**INSTRUCTIONS FOR THE TASK**
Return all of the entries exactly, but do not include the pictures.

[Records contained in a dataset]
****************************************
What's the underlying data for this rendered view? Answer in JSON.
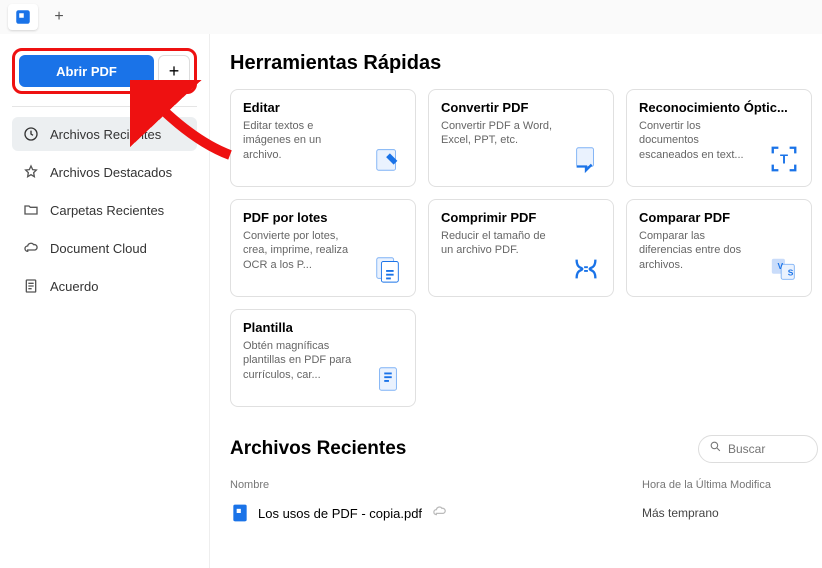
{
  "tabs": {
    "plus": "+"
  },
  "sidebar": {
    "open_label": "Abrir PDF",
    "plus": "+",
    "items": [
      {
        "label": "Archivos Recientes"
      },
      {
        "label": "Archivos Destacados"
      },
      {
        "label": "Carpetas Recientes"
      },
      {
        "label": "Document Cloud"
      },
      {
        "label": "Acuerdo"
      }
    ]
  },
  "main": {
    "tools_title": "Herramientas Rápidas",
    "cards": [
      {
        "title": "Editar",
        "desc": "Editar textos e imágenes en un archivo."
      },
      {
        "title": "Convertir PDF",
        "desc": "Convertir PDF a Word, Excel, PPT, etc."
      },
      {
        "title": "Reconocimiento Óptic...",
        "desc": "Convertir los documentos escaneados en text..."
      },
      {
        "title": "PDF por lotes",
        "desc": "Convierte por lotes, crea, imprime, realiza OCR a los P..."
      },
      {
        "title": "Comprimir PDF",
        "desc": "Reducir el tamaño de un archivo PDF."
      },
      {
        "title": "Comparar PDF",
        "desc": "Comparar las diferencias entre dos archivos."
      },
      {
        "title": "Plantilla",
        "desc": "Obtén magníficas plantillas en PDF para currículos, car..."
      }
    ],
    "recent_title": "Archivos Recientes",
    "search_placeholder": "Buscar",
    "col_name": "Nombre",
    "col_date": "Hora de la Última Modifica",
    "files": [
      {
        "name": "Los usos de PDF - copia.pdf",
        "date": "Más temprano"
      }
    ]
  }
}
****************************************
**YOUR SOLUTION**
What's the underlying data for this rendered view? Answer in JSON.
{
  "tabs": {
    "plus": "+"
  },
  "sidebar": {
    "open_label": "Abrir PDF",
    "plus": "+",
    "items": [
      {
        "label": "Archivos Recientes"
      },
      {
        "label": "Archivos Destacados"
      },
      {
        "label": "Carpetas Recientes"
      },
      {
        "label": "Document Cloud"
      },
      {
        "label": "Acuerdo"
      }
    ]
  },
  "main": {
    "tools_title": "Herramientas Rápidas",
    "cards": [
      {
        "title": "Editar",
        "desc": "Editar textos e imágenes en un archivo."
      },
      {
        "title": "Convertir PDF",
        "desc": "Convertir PDF a Word, Excel, PPT, etc."
      },
      {
        "title": "Reconocimiento Óptic...",
        "desc": "Convertir los documentos escaneados en text..."
      },
      {
        "title": "PDF por lotes",
        "desc": "Convierte por lotes, crea, imprime, realiza OCR a los P..."
      },
      {
        "title": "Comprimir PDF",
        "desc": "Reducir el tamaño de un archivo PDF."
      },
      {
        "title": "Comparar PDF",
        "desc": "Comparar las diferencias entre dos archivos."
      },
      {
        "title": "Plantilla",
        "desc": "Obtén magníficas plantillas en PDF para currículos, car..."
      }
    ],
    "recent_title": "Archivos Recientes",
    "search_placeholder": "Buscar",
    "col_name": "Nombre",
    "col_date": "Hora de la Última Modifica",
    "files": [
      {
        "name": "Los usos de PDF - copia.pdf",
        "date": "Más temprano"
      }
    ]
  }
}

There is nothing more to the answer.